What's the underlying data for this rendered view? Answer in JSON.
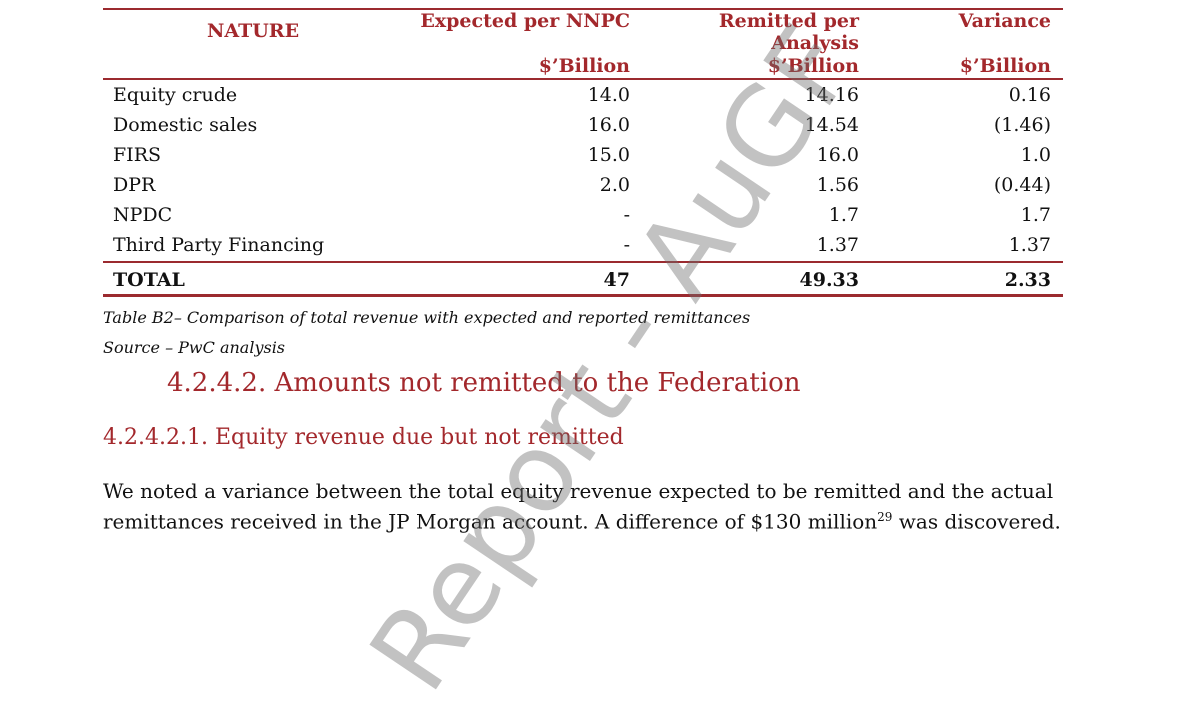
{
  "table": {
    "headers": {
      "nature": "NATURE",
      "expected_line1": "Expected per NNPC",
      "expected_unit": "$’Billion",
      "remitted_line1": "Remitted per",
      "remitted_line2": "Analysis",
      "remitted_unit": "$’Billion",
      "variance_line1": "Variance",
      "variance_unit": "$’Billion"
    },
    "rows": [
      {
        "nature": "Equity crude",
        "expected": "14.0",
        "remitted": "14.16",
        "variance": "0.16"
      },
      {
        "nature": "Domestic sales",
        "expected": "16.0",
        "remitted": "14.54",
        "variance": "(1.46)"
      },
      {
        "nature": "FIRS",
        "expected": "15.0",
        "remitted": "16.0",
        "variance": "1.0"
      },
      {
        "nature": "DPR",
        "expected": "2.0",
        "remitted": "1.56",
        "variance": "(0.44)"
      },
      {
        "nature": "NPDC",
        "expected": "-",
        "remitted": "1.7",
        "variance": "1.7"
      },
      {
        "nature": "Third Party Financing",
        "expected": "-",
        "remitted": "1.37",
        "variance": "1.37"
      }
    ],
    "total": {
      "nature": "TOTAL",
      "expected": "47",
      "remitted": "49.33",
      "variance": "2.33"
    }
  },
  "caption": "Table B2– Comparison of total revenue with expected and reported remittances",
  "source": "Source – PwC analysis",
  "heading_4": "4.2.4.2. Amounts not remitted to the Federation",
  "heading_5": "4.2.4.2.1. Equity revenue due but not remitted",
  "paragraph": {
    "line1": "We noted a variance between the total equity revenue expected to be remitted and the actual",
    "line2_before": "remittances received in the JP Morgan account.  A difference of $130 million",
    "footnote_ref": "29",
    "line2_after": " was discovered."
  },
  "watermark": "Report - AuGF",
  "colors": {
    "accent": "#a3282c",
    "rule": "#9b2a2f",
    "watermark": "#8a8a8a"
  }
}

§ WHAT TO PRODUCE: Except for the pictures, reproduce every line exactly.

§ RESULT FOR THIS TASK:
What's the underlying data for this rendered view? Answer in JSON.
{
  "table": {
    "headers": {
      "nature": "NATURE",
      "expected_line1": "Expected per NNPC",
      "expected_unit": "$’Billion",
      "remitted_line1": "Remitted per",
      "remitted_line2": "Analysis",
      "remitted_unit": "$’Billion",
      "variance_line1": "Variance",
      "variance_unit": "$’Billion"
    },
    "rows": [
      {
        "nature": "Equity crude",
        "expected": "14.0",
        "remitted": "14.16",
        "variance": "0.16"
      },
      {
        "nature": "Domestic sales",
        "expected": "16.0",
        "remitted": "14.54",
        "variance": "(1.46)"
      },
      {
        "nature": "FIRS",
        "expected": "15.0",
        "remitted": "16.0",
        "variance": "1.0"
      },
      {
        "nature": "DPR",
        "expected": "2.0",
        "remitted": "1.56",
        "variance": "(0.44)"
      },
      {
        "nature": "NPDC",
        "expected": "-",
        "remitted": "1.7",
        "variance": "1.7"
      },
      {
        "nature": "Third Party Financing",
        "expected": "-",
        "remitted": "1.37",
        "variance": "1.37"
      }
    ],
    "total": {
      "nature": "TOTAL",
      "expected": "47",
      "remitted": "49.33",
      "variance": "2.33"
    }
  },
  "caption": "Table B2– Comparison of total revenue with expected and reported remittances",
  "source": "Source – PwC analysis",
  "heading_4": "4.2.4.2. Amounts not remitted to the Federation",
  "heading_5": "4.2.4.2.1. Equity revenue due but not remitted",
  "paragraph": {
    "line1": "We noted a variance between the total equity revenue expected to be remitted and the actual",
    "line2_before": "remittances received in the JP Morgan account.  A difference of $130 million",
    "footnote_ref": "29",
    "line2_after": " was discovered."
  },
  "watermark": "Report - AuGF",
  "colors": {
    "accent": "#a3282c",
    "rule": "#9b2a2f",
    "watermark": "#8a8a8a"
  }
}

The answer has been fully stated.